[Recorded data]
....................
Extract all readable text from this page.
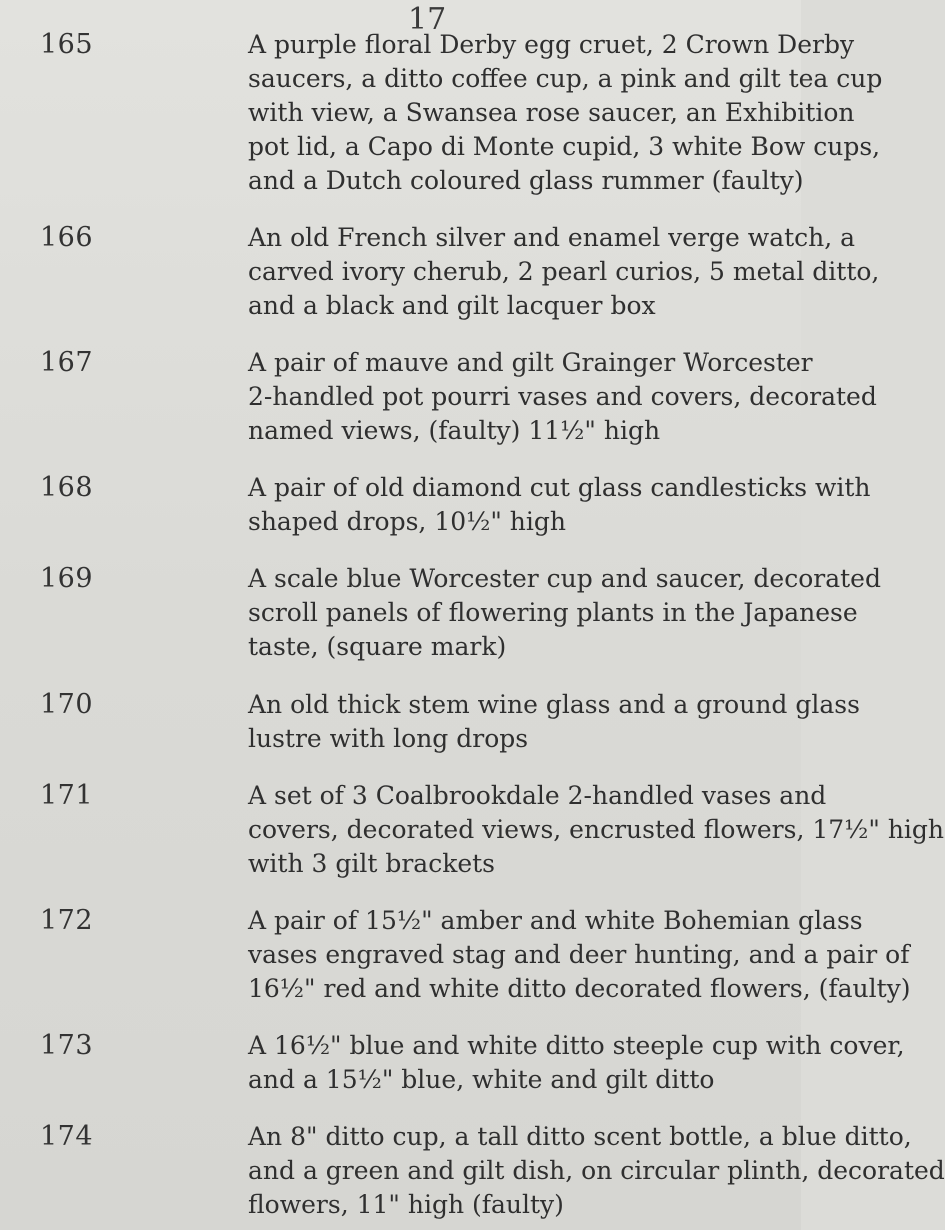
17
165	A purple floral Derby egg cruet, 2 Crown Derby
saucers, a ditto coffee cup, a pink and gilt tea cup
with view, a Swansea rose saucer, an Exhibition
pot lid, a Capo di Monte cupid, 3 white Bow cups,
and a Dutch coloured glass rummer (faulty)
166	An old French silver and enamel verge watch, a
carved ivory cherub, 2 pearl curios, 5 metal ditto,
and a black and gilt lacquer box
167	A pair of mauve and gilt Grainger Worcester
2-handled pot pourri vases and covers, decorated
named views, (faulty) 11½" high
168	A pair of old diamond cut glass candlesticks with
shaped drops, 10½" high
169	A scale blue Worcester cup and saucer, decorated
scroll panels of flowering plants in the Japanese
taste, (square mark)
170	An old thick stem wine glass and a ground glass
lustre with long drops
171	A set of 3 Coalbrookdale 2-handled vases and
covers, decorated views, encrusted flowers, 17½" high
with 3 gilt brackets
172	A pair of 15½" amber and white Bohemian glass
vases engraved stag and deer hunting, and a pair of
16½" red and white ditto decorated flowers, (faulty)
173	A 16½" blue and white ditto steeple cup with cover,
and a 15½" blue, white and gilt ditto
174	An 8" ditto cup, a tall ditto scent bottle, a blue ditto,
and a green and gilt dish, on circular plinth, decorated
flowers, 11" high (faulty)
....................
• _Problem description_:
Scan the material above. Copy each line that holds the word "covers".

• _Written response_:
2-handled pot pourri vases and covers, decorated
covers, decorated views, encrusted flowers, 17½" high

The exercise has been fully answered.